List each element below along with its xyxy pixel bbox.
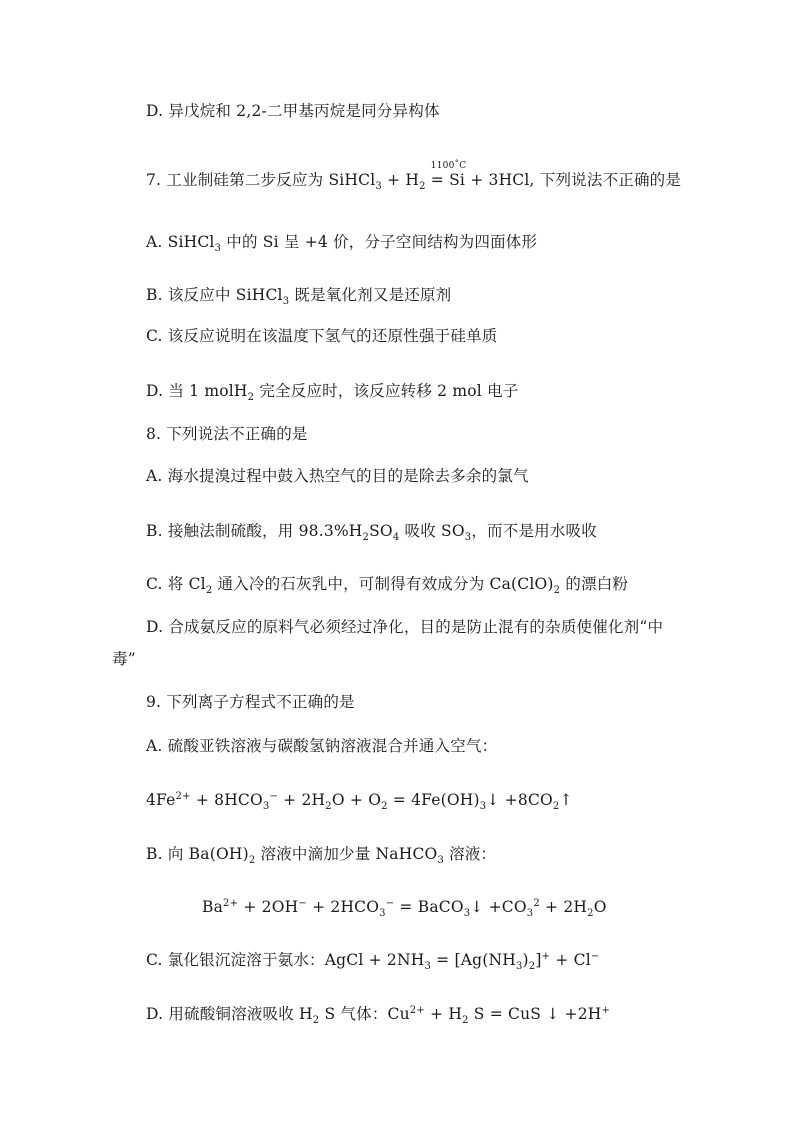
q9-option-a-equation: $4Fe^{2+} + 8HCO_3^- + 2H_2O + O_2$ = $4Fe(OH)_3↓$ $+8CO_2↑$	[146, 790, 573, 813]
q9-option-b-equation: $Ba^{2+} + 2OH^- + 2HCO_3^-$ = BaCO$_3$↓ $+CO_3^2 + 2H_2O$	[202, 897, 607, 920]
q8-option-a: A. 海水提溴过程中鼓入热空气的目的是除去多余的氯气	[146, 467, 529, 485]
q7-option-a: A. SiHCl$_3$ 中的 Si 呈 +4 价，分子空间结构为四面体形	[146, 233, 538, 255]
q7-stem: 7. 工业制硅第二步反应为 SiHCl$_3$ + $H_2$ 1100˚C = Si + 3HCl, 下列说法不正确的是	[146, 161, 682, 193]
q9-option-a: A. 硫酸亚铁溶液与碳酸氢钠溶液混合并通入空气：	[146, 737, 498, 755]
q9-stem: 9. 下列离子方程式不正确的是	[146, 693, 355, 711]
q8-option-d-line1: D. 合成氨反应的原料气必须经过净化，目的是防止混有的杂质使催化剂“中	[146, 618, 664, 636]
q9-option-d: D. 用硫酸铜溶液吸收 $H_2$ S 气体：$Cu^{2+} + H_2$ S = CuS ↓ +2H+	[146, 1004, 611, 1027]
q6-option-d: D. 异戊烷和 2,2-二甲基丙烷是同分异构体	[146, 102, 440, 120]
q7-option-d: D. 当 1 molH$_2$ 完全反应时，该反应转移 2 mol 电子	[146, 382, 519, 404]
q9-option-b: B. 向 $Ba(OH)_2$ 溶液中滴加少量 NaHCO$_3$ 溶液：	[146, 845, 497, 867]
q8-option-d-line2: 毒”	[112, 650, 136, 668]
q9-option-c: C. 氯化银沉淀溶于氨水：AgCl + $2NH_3 = [Ag(NH_3)_2]^+ + Cl^-$	[146, 950, 600, 973]
q7-option-c: C. 该反应说明在该温度下氢气的还原性强于硅单质	[146, 327, 498, 345]
q8-option-c: C. 将 $Cl_2$ 通入冷的石灰乳中，可制得有效成分为 $Ca(ClO)_2$ 的漂白粉	[146, 575, 629, 597]
q7-option-b: B. 该反应中 SiHCl$_3$ 既是氧化剂又是还原剂	[146, 286, 452, 308]
q8-stem: 8. 下列说法不正确的是	[146, 425, 308, 443]
reaction-condition: 1100˚C =	[430, 161, 467, 189]
q8-option-b: B. 接触法制硫酸，用 $98.3\%H_2SO_4$ 吸收 $SO_3$，而不是用水吸收	[146, 522, 597, 544]
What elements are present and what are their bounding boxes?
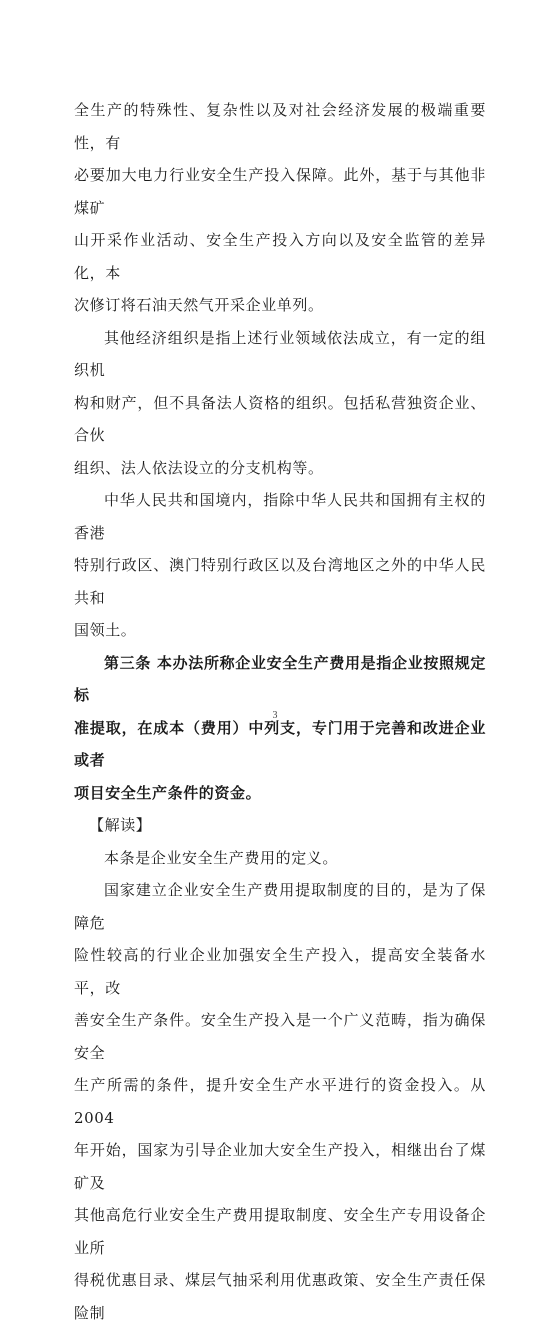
paragraph-continuation: 全生产的特殊性、复杂性以及对社会经济发展的极端重要性，有 必要加大电力行业安全生产投入保障。此外，基于与其他非煤矿 山开采作业活动、安全生产投入方向以及安全监管的差异化，本 次修订将石油天然气开采企业单列。: [74, 101, 486, 314]
paragraph-definition: 本条是企业安全生产费用的定义。: [104, 848, 339, 867]
paragraph-purpose: 国家建立企业安全生产费用提取制度的目的，是为了保障危 险性较高的行业企业加强安全生产投入，提高安全装备水平，改 善安全生产条件。安全生产投入是一个广义范畴，指为确保安全 生产所需的条件，提升安全生产水平进行的资金投入。从 2004 年开始，国家为引导企业加大安全生产投入，相继出台了煤矿及 其他高危行业安全生产费用提取制度、安全生产专用设备企业所 得税优惠目录、煤层气抽采利用优惠政策、安全生产责任保险制: [74, 881, 486, 1322]
paragraph-territory: 中华人民共和国境内，指除中华人民共和国拥有主权的香港 特别行政区、澳门特别行政区以及台湾地区之外的中华人民共和 国领土。: [74, 491, 486, 639]
article-three: 第三条 本办法所称企业安全生产费用是指企业按照规定标 准提取，在成本（费用）中列支，专门用于完善和改进企业或者 项目安全生产条件的资金。: [74, 653, 486, 802]
interpretation-heading: 【解读】: [89, 816, 152, 834]
paragraph-other-economic-organizations: 其他经济组织是指上述行业领域依法成立，有一定的组织机 构和财产，但不具备法人资格的组织。包括私营独资企业、合伙 组织、法人依法设立的分支机构等。: [74, 328, 486, 477]
page-number: 3: [272, 710, 278, 721]
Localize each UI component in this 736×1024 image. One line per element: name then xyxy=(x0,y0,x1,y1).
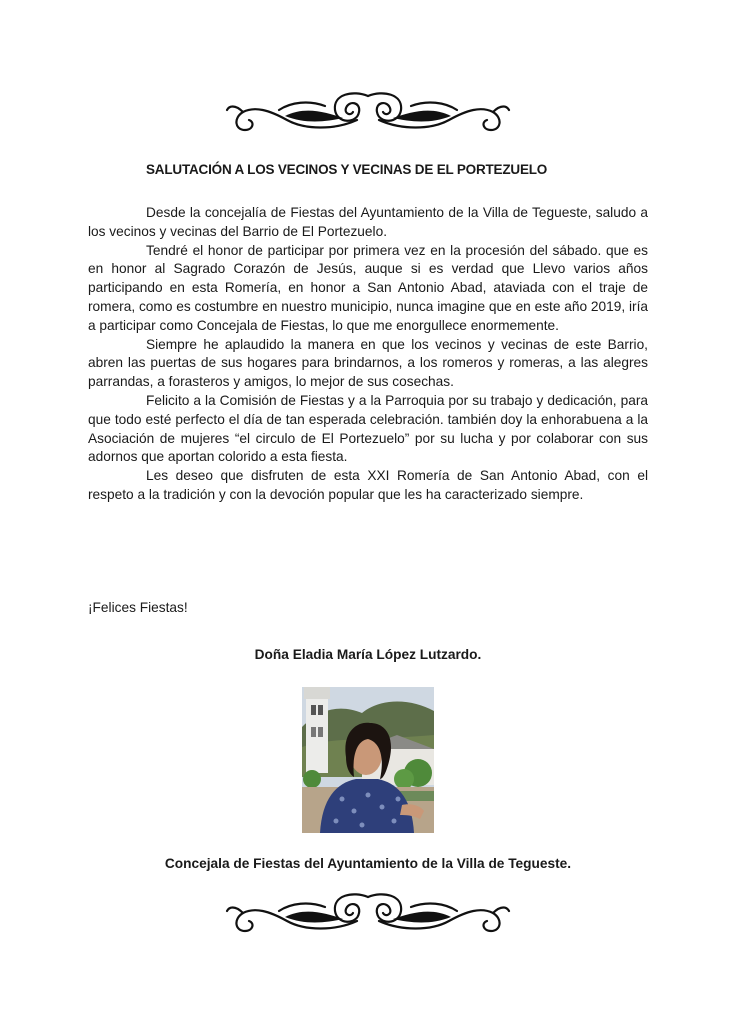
letter-body xyxy=(88,204,648,505)
signature-role: Concejala de Fiestas del Ayuntamiento de la Villa de Tegueste. xyxy=(164,856,572,871)
top-flourish-ornament xyxy=(225,86,511,136)
paragraph: Siempre he aplaudido la manera en que los vecinos y vecinas de este Barrio, abren las puertas de sus hogares para brindarnos, a los romeros y romeras, a las alegres parrandas, a forasteros y amigos, lo mejor de sus cosechas. xyxy=(88,336,648,390)
portrait-photo xyxy=(302,687,434,833)
page-title: SALUTACIÓN A LOS VECINOS Y VECINAS DE EL PORTEZUELO xyxy=(146,162,548,177)
signature-name: Doña Eladia María López Lutzardo. xyxy=(254,647,482,662)
paragraph: Desde la concejalía de Fiestas del Ayuntamiento de la Villa de Tegueste, saludo a los vecinos y vecinas del Barrio de El Portezuelo. xyxy=(88,205,648,239)
paragraph: Les deseo que disfruten de esta XXI Romería de San Antonio Abad, con el respeto a la tradición y con la devoción popular que les ha caracterizado siempre. xyxy=(88,468,648,502)
scroll-flourish-icon xyxy=(225,86,511,136)
closing-greeting: ¡Felices Fiestas! xyxy=(88,600,188,615)
paragraph: Tendré el honor de participar por primera vez en la procesión del sábado. que es en honor al Sagrado Corazón de Jesús, auque si es verdad que Llevo varios años participando en esta Romería, en honor a San Antonio Abad, ataviada con el traje de romera, como es costumbre en nuestro municipio, nunca imagine que en este año 2019, iría a participar como Concejala de Fiestas, lo que me enorgullece enormemente. xyxy=(88,242,648,333)
bottom-flourish-ornament xyxy=(225,887,511,937)
paragraph: Felicito a la Comisión de Fiestas y a la Parroquia por su trabajo y dedicación, para que todo esté perfecto el día de tan esperada celebración. también doy la enhorabuena a la Asociación de mujeres “el circulo de El Portezuelo” por su lucha y por colaborar con sus adornos que aportan colorido a esta fiesta. xyxy=(88,392,648,465)
scroll-flourish-icon xyxy=(225,887,511,937)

▶ _WRITTEN REQUEST_: Rewrite as a numbered list the lines starting at the one that contains "101, 486, 314]" and ending at the one that contains "interpretation-heading: 【解读】: [89, 816, 152, 834]", both included, and leave out any blank lines.

▶ _TASK RESULT_:
1. paragraph-continuation: 全生产的特殊性、复杂性以及对社会经济发展的极端重要性，有 必要加大电力行业安全生产投入保障。此外，基于与其他非煤矿 山开采作业活动、安全生产投入方向以及安全监管的差异化，本 次修订将石油天然气开采企业单列。: [74, 101, 486, 314]
2. paragraph-definition: 本条是企业安全生产费用的定义。: [104, 848, 339, 867]
3. paragraph-purpose: 国家建立企业安全生产费用提取制度的目的，是为了保障危 险性较高的行业企业加强安全生产投入，提高安全装备水平，改 善安全生产条件。安全生产投入是一个广义范畴，指为确保安全 生产所需的条件，提升安全生产水平进行的资金投入。从 2004 年开始，国家为引导企业加大安全生产投入，相继出台了煤矿及 其他高危行业安全生产费用提取制度、安全生产专用设备企业所 得税优惠目录、煤层气抽采利用优惠政策、安全生产责任保险制: [74, 881, 486, 1322]
4. paragraph-territory: 中华人民共和国境内，指除中华人民共和国拥有主权的香港 特别行政区、澳门特别行政区以及台湾地区之外的中华人民共和 国领土。: [74, 491, 486, 639]
5. article-three: 第三条 本办法所称企业安全生产费用是指企业按照规定标 准提取，在成本（费用）中列支，专门用于完善和改进企业或者 项目安全生产条件的资金。: [74, 653, 486, 802]
6. interpretation-heading: 【解读】: [89, 816, 152, 834]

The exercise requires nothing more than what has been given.